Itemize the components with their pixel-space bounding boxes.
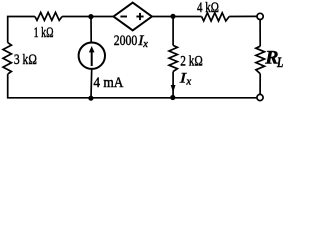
--
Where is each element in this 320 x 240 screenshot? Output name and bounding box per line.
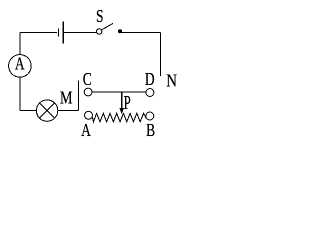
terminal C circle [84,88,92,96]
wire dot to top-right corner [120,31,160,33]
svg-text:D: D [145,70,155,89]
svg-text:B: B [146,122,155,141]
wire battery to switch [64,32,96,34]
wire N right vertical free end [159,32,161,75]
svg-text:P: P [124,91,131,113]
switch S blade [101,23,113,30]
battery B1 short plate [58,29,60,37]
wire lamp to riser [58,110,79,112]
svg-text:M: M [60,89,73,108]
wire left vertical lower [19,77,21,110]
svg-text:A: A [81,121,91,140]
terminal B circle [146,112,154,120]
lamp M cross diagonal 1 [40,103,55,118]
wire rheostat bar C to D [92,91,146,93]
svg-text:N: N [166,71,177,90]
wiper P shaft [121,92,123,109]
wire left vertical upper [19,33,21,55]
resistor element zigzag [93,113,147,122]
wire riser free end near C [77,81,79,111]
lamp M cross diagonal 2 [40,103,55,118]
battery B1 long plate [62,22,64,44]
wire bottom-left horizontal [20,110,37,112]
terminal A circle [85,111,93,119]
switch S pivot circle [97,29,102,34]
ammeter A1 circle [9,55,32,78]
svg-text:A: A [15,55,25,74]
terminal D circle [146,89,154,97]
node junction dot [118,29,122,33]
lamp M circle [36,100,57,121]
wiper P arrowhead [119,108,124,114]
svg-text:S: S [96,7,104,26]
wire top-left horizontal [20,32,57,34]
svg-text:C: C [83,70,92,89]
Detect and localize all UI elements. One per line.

**What to work on:** Find each line in the items above that contains the word "diagonal", and copy those lines out in full.

**Answer for this exercise:**
lamp M cross diagonal 1 [40,103,55,118]
lamp M cross diagonal 2 [40,103,55,118]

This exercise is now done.